* **Problem**
Print all the data below exactly, without images.

[Records excerpted from a collection]
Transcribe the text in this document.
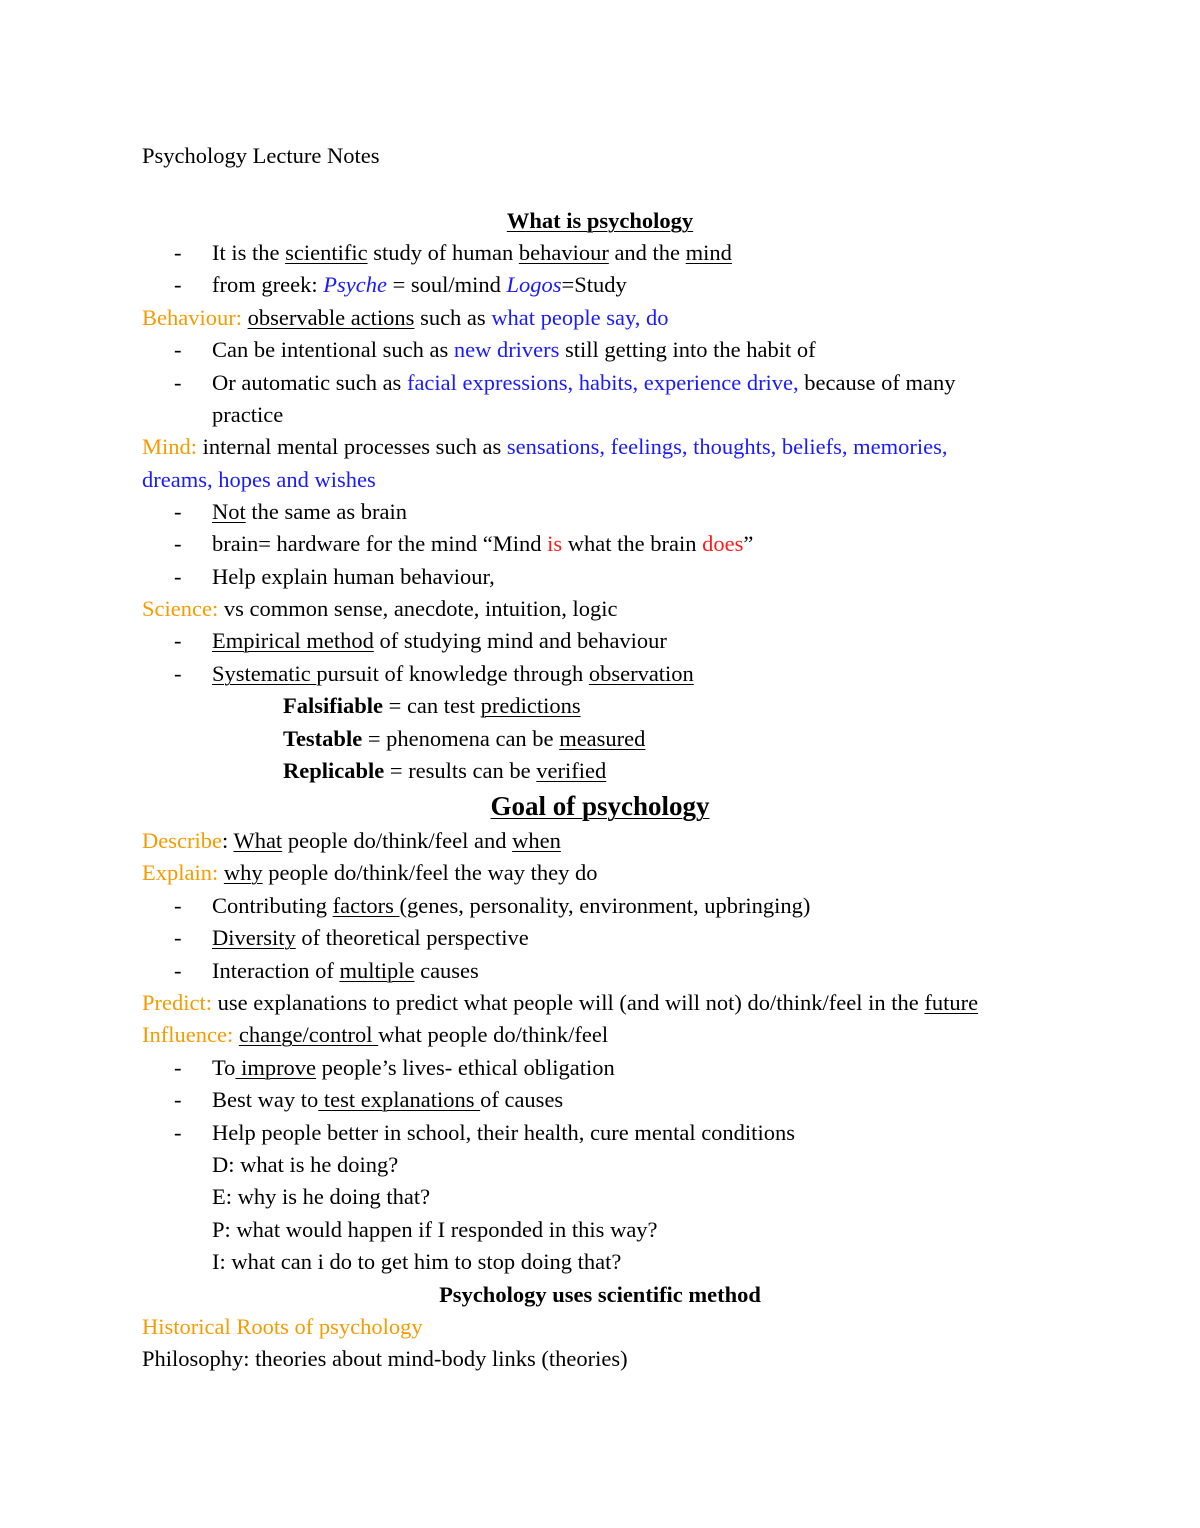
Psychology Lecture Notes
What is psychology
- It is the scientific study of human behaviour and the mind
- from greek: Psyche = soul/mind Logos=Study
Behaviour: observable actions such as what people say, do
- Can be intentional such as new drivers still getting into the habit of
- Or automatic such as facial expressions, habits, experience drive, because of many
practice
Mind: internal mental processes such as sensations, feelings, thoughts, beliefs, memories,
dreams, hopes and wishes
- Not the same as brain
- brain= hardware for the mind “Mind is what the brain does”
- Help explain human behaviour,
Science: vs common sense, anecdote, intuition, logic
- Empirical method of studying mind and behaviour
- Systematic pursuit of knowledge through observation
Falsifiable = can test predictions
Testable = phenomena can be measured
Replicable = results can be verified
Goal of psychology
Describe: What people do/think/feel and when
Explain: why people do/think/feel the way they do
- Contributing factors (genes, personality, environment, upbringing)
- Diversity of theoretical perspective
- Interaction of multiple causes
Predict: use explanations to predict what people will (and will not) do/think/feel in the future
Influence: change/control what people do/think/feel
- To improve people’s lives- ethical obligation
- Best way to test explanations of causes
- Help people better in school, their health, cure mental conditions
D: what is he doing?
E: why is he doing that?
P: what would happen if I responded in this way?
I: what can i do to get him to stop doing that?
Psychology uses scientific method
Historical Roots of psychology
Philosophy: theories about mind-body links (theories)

* **Completed task**
Transcribe the text in this document.
Psychology Lecture Notes
What is psychology
- It is the scientific study of human behaviour and the mind
- from greek: Psyche = soul/mind Logos=Study
Behaviour: observable actions such as what people say, do
- Can be intentional such as new drivers still getting into the habit of
- Or automatic such as facial expressions, habits, experience drive, because of many
practice
Mind: internal mental processes such as sensations, feelings, thoughts, beliefs, memories,
dreams, hopes and wishes
- Not the same as brain
- brain= hardware for the mind “Mind is what the brain does”
- Help explain human behaviour,
Science: vs common sense, anecdote, intuition, logic
- Empirical method of studying mind and behaviour
- Systematic pursuit of knowledge through observation
Falsifiable = can test predictions
Testable = phenomena can be measured
Replicable = results can be verified
Goal of psychology
Describe: What people do/think/feel and when
Explain: why people do/think/feel the way they do
- Contributing factors (genes, personality, environment, upbringing)
- Diversity of theoretical perspective
- Interaction of multiple causes
Predict: use explanations to predict what people will (and will not) do/think/feel in the future
Influence: change/control what people do/think/feel
- To improve people’s lives- ethical obligation
- Best way to test explanations of causes
- Help people better in school, their health, cure mental conditions
D: what is he doing?
E: why is he doing that?
P: what would happen if I responded in this way?
I: what can i do to get him to stop doing that?
Psychology uses scientific method
Historical Roots of psychology
Philosophy: theories about mind-body links (theories)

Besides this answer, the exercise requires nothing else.